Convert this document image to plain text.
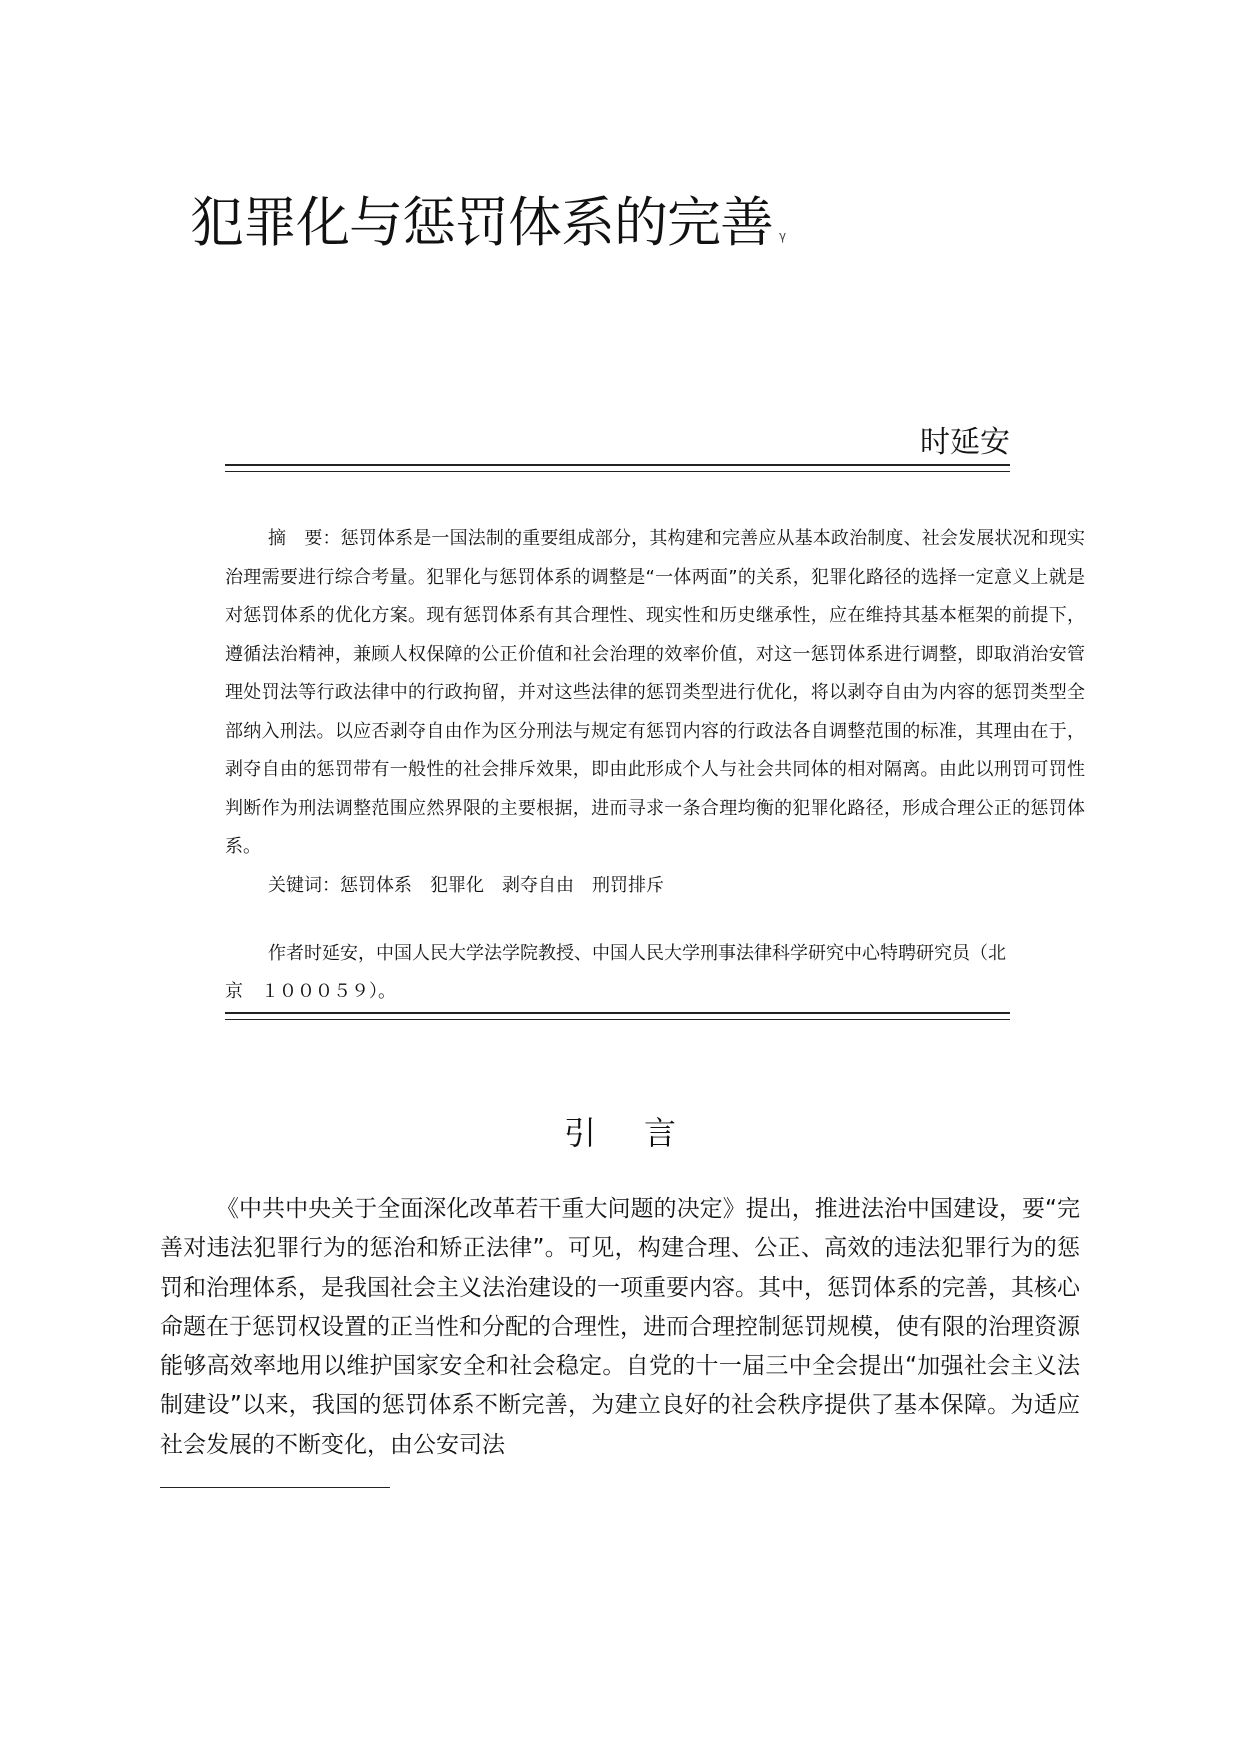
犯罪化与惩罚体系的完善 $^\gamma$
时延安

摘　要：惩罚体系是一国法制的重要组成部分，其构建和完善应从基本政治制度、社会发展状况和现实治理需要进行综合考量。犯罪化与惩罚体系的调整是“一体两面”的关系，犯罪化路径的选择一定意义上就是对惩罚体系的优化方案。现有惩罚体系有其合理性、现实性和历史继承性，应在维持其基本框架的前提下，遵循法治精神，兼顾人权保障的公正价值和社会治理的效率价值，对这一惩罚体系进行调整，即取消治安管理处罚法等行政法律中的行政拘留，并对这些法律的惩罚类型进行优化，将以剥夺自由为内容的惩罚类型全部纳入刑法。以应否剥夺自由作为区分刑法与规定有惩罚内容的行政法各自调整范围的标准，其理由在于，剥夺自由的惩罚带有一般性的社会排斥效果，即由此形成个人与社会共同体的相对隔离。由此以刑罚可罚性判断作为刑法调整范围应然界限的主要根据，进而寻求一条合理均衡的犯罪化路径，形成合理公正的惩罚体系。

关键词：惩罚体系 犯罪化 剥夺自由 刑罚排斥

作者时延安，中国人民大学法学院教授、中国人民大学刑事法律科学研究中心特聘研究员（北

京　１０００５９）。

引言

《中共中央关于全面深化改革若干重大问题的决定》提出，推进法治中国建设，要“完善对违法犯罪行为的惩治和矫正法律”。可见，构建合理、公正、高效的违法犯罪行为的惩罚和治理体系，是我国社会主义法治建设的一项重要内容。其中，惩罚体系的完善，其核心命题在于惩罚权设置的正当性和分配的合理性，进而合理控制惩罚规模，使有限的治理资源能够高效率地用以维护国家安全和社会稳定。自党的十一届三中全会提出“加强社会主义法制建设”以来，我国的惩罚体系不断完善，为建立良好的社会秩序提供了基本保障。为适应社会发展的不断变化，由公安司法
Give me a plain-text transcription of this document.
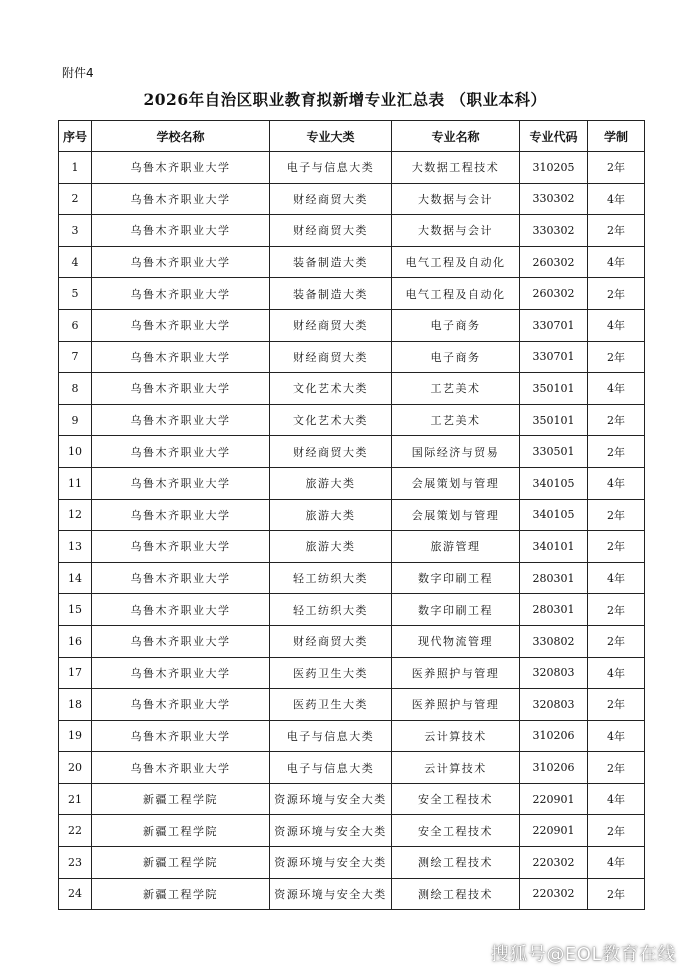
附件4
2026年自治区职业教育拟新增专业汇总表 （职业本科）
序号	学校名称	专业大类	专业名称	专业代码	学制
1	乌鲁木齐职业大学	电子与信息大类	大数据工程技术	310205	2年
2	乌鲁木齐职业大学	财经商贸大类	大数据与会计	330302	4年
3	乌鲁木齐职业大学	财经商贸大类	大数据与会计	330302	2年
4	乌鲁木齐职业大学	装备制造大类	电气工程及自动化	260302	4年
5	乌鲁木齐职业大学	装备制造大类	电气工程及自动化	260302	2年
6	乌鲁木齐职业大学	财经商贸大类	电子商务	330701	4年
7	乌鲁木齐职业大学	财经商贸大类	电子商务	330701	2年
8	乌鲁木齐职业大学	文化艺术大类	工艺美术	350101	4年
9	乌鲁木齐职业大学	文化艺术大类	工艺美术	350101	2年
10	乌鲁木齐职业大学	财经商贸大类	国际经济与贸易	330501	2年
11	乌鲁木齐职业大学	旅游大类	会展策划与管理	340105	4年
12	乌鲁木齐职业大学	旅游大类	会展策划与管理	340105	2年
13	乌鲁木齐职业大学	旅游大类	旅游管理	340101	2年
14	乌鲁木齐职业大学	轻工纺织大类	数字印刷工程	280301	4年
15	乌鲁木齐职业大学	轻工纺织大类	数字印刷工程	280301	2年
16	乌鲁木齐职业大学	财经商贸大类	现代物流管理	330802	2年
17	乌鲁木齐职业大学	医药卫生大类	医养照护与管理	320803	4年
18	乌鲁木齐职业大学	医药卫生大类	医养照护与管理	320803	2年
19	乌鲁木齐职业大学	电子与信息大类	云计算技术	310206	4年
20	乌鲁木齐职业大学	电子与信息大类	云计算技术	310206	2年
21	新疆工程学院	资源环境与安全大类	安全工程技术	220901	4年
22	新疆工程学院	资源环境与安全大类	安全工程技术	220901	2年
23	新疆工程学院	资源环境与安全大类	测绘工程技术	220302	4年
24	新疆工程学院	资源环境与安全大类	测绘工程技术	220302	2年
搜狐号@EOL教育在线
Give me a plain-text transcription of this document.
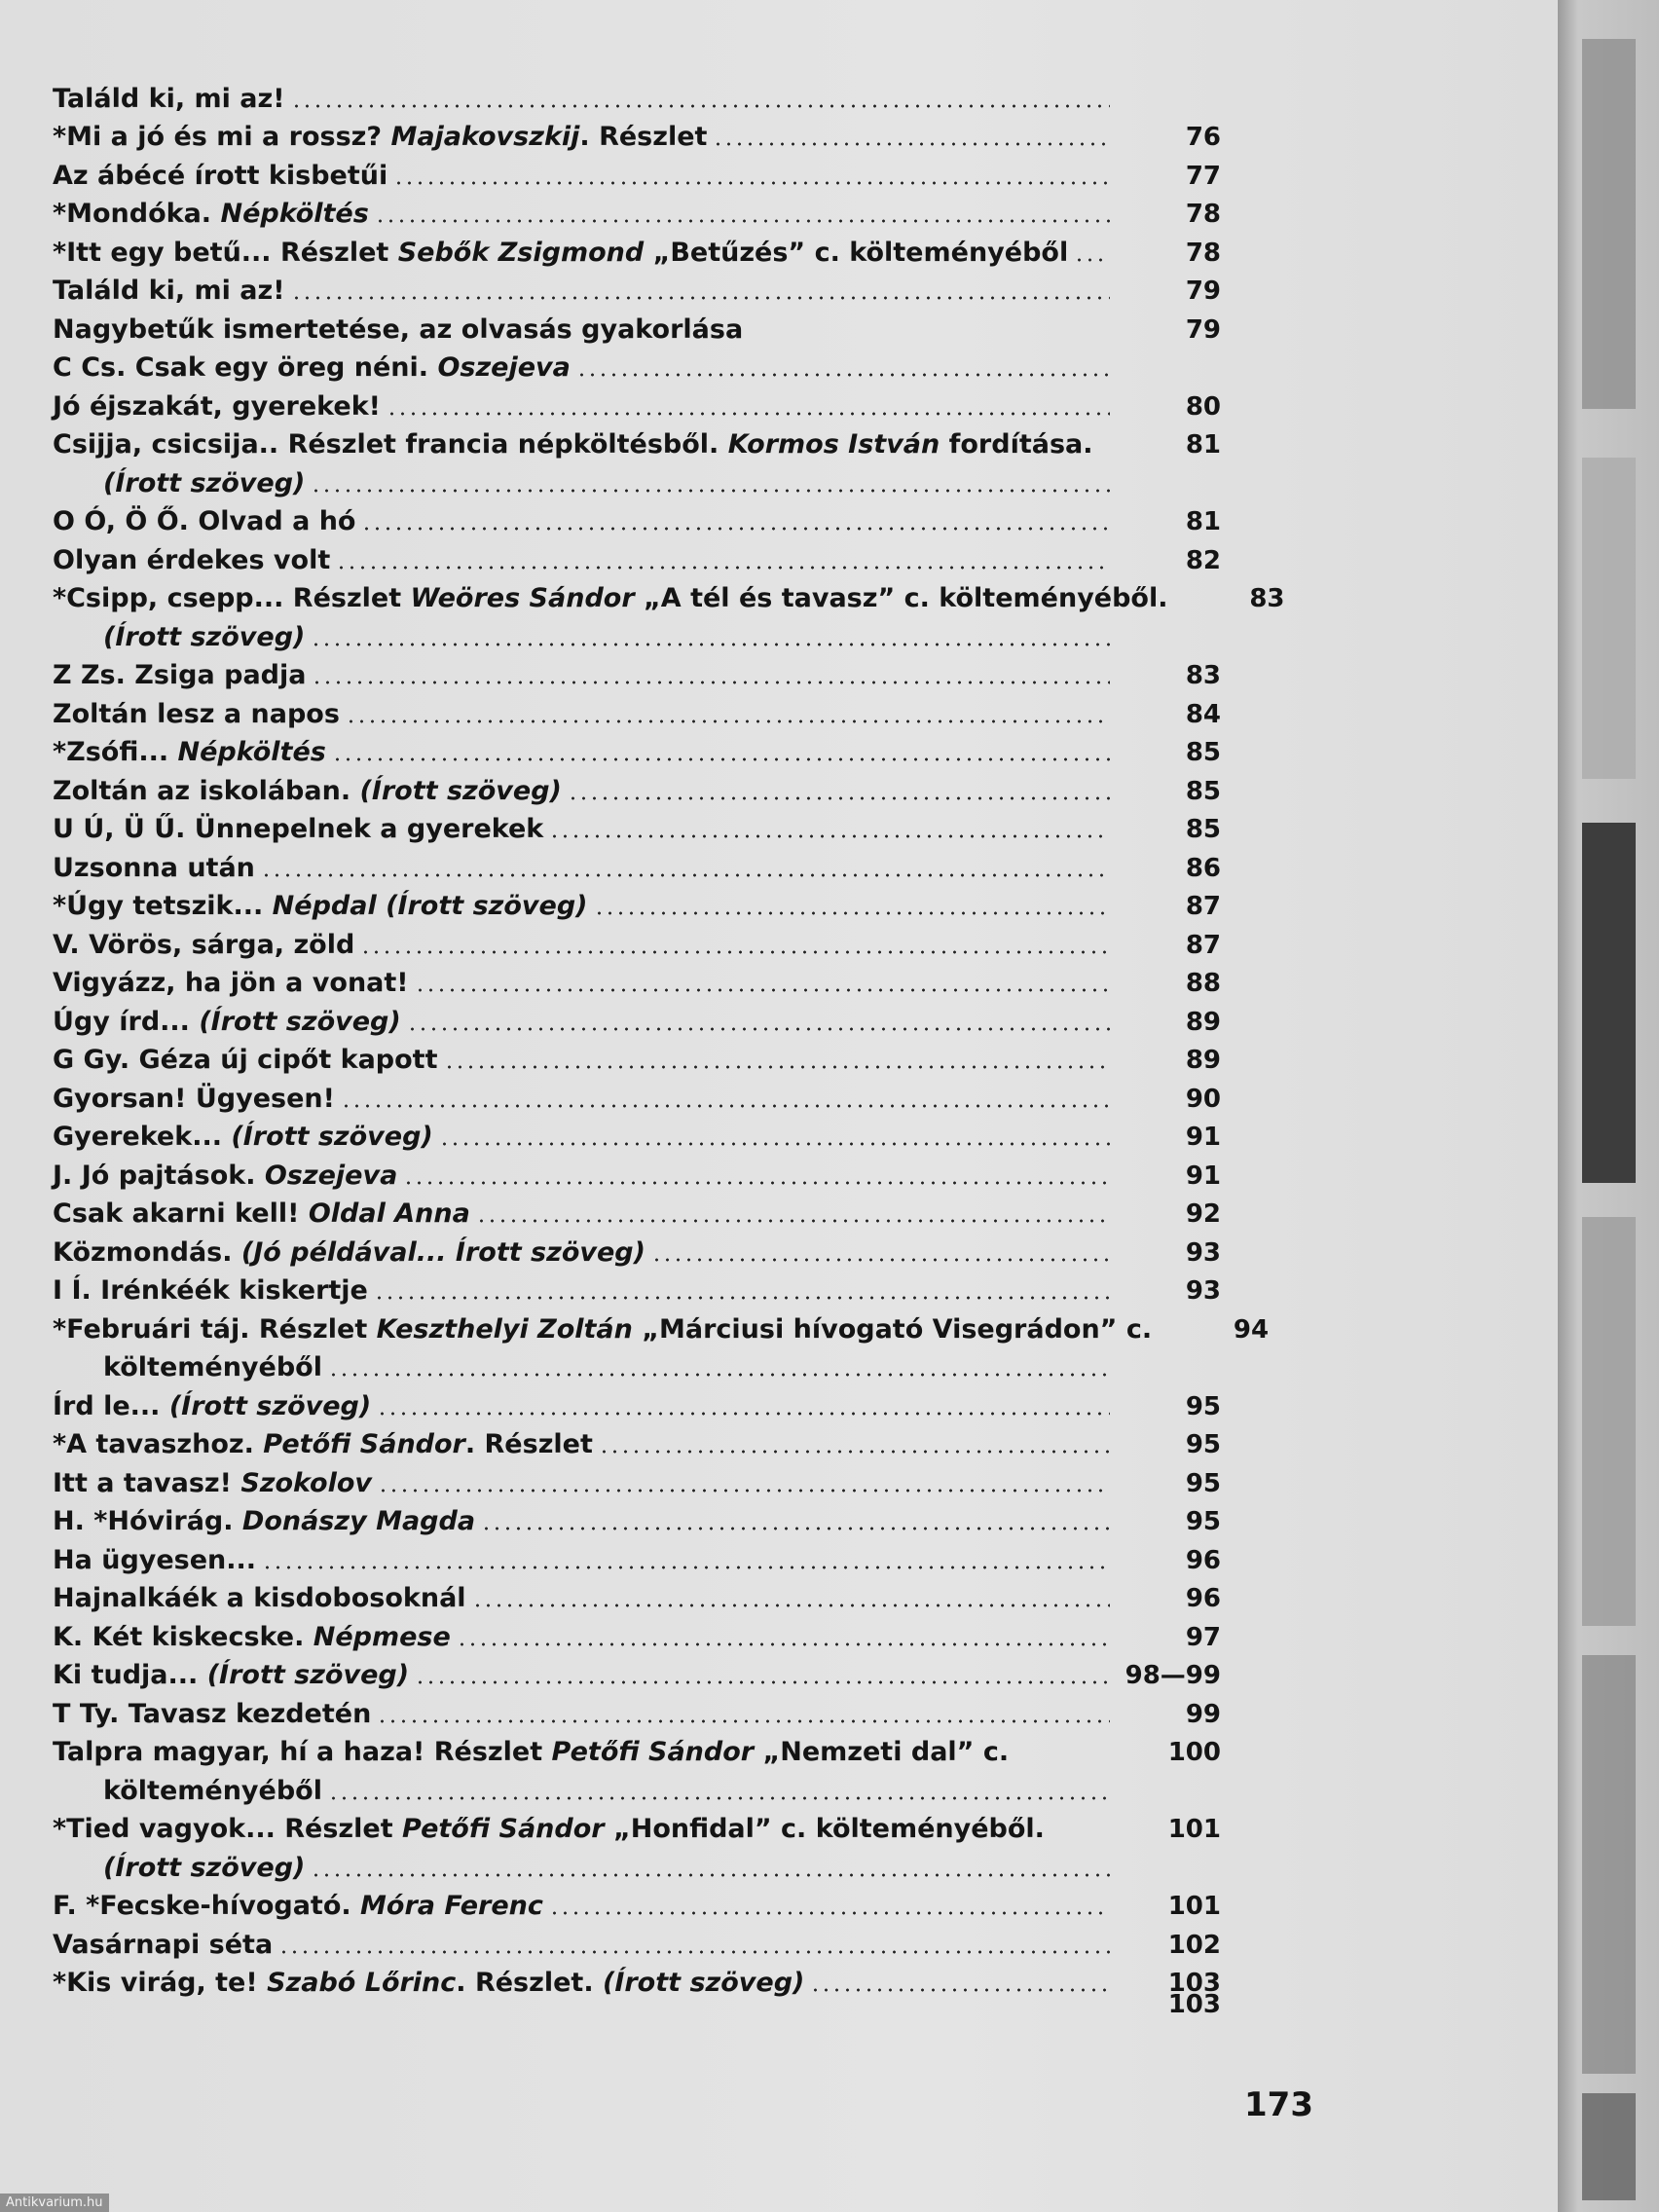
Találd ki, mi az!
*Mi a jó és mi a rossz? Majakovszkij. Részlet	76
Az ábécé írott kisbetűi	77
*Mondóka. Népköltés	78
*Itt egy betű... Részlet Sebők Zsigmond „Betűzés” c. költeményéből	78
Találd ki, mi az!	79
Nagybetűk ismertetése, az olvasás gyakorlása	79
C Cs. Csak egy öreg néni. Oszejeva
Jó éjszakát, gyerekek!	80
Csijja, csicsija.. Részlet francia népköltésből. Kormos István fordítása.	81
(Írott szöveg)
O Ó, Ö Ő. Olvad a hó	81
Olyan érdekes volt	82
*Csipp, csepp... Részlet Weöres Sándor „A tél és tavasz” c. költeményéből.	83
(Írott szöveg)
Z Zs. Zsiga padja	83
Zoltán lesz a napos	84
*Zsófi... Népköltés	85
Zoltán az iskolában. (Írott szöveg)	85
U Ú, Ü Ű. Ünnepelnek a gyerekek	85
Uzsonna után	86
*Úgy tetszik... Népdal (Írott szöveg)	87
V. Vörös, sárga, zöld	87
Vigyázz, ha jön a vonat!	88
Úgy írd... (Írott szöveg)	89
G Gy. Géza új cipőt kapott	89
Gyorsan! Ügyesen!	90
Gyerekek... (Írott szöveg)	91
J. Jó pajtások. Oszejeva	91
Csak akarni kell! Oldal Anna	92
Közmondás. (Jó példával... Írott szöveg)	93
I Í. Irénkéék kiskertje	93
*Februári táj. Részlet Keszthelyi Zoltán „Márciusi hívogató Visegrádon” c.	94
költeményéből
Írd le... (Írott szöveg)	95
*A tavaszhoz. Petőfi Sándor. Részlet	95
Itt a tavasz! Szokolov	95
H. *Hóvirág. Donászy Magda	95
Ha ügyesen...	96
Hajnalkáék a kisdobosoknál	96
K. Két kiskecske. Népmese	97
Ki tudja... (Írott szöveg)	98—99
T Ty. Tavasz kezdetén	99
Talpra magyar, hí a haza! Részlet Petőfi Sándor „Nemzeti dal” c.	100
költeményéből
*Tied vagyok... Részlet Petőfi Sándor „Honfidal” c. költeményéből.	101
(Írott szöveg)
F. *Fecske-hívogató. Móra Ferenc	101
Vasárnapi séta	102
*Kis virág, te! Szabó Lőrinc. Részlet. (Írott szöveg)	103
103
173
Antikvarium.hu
───
WHAT IS ASKED
Copy all lines from the data that hold the word "新疆工程学院".

THE OUTPUT
21	新疆工程学院	资源环境与安全大类	安全工程技术	220901	4年
22	新疆工程学院	资源环境与安全大类	安全工程技术	220901	2年
23	新疆工程学院	资源环境与安全大类	测绘工程技术	220302	4年
24	新疆工程学院	资源环境与安全大类	测绘工程技术	220302	2年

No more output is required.